### EXERCISE DIRECTIONS
Give the number of lines in the data that hold the word "Hilton", and nothing else.

### DATA SECTION
----------

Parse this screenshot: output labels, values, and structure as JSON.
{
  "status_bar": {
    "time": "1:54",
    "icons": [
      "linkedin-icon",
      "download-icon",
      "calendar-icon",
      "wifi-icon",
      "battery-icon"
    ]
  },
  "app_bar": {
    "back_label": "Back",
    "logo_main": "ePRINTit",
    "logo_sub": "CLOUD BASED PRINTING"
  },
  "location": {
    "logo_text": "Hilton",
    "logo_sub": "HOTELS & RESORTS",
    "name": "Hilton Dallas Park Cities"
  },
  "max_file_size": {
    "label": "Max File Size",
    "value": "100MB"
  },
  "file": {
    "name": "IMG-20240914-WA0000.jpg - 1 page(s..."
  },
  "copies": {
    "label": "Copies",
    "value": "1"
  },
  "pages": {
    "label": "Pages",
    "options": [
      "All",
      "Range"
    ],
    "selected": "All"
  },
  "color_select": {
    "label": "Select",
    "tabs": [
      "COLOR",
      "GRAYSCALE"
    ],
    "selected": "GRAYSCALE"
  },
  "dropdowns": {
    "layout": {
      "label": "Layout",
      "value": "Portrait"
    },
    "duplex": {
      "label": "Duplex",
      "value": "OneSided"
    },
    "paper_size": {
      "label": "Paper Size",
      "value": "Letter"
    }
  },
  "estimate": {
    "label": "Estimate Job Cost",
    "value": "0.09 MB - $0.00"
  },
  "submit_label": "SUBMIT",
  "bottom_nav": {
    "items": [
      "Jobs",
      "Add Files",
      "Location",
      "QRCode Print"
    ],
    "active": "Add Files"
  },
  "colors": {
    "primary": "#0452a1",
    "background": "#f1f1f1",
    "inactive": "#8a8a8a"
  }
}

----------

### TASK ANSWER
2